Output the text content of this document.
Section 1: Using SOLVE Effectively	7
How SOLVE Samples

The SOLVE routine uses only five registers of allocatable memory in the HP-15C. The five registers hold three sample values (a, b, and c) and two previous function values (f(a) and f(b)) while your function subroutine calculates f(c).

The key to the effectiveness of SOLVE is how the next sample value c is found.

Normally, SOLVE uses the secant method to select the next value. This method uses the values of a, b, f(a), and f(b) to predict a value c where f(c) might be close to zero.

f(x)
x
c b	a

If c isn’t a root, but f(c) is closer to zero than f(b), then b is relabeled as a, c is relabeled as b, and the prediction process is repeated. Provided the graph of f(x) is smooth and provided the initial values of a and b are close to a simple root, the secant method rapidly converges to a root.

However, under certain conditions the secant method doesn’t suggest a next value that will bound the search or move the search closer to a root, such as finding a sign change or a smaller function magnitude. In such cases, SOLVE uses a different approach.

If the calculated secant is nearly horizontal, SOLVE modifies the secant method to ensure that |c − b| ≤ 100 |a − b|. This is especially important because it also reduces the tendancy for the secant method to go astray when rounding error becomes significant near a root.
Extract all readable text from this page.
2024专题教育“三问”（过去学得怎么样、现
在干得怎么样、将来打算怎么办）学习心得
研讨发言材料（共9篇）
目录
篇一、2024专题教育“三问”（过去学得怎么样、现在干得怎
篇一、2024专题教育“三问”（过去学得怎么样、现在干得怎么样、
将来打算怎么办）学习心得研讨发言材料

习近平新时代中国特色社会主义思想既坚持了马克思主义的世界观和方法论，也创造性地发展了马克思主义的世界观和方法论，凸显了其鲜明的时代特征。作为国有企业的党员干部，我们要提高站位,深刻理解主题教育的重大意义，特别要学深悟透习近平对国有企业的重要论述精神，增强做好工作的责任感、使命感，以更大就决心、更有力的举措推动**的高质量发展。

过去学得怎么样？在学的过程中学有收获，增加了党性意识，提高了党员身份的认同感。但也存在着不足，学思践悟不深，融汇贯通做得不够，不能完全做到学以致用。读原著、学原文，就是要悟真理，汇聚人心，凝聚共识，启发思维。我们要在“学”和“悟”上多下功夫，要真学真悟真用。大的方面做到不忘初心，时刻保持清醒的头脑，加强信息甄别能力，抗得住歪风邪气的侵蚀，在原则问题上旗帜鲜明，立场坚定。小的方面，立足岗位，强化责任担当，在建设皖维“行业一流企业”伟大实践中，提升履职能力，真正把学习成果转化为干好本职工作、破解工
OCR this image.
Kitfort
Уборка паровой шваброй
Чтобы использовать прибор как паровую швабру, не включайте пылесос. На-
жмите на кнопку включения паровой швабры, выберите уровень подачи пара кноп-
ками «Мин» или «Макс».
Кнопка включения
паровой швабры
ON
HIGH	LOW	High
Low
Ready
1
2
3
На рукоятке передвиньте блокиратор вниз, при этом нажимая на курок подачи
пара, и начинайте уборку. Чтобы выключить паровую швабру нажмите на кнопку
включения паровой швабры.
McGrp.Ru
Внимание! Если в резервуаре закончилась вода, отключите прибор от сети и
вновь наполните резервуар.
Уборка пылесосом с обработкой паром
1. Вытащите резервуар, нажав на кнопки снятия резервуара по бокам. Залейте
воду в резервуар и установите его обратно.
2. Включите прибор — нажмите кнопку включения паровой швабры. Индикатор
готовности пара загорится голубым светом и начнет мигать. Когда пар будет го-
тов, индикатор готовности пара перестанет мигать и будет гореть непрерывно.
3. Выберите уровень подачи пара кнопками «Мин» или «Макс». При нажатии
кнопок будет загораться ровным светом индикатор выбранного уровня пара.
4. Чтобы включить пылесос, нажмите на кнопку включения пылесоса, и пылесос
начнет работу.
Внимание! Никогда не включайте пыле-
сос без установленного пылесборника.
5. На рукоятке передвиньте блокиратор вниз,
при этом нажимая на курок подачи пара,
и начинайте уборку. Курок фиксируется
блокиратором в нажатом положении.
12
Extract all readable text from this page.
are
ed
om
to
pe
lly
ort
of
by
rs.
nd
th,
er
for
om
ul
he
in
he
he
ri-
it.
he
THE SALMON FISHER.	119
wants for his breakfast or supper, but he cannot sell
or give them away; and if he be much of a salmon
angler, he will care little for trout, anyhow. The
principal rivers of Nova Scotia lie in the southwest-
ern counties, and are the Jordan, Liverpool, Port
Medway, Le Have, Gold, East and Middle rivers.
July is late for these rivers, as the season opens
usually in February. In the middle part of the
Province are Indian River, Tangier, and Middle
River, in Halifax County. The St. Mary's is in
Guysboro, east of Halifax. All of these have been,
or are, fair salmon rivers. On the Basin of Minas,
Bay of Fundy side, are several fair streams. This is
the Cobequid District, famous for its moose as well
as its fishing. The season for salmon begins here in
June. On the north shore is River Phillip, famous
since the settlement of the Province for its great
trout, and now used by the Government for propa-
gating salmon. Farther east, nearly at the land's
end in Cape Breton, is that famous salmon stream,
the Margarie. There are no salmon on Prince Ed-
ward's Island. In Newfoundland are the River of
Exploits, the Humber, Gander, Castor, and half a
○ ○ ○ ○ ○
List all lines where "передвиньте" occurs.

Written response:
На рукоятке передвиньте блокиратор вниз, при этом нажимая на курок подачи
5. На рукоятке передвиньте блокиратор вниз,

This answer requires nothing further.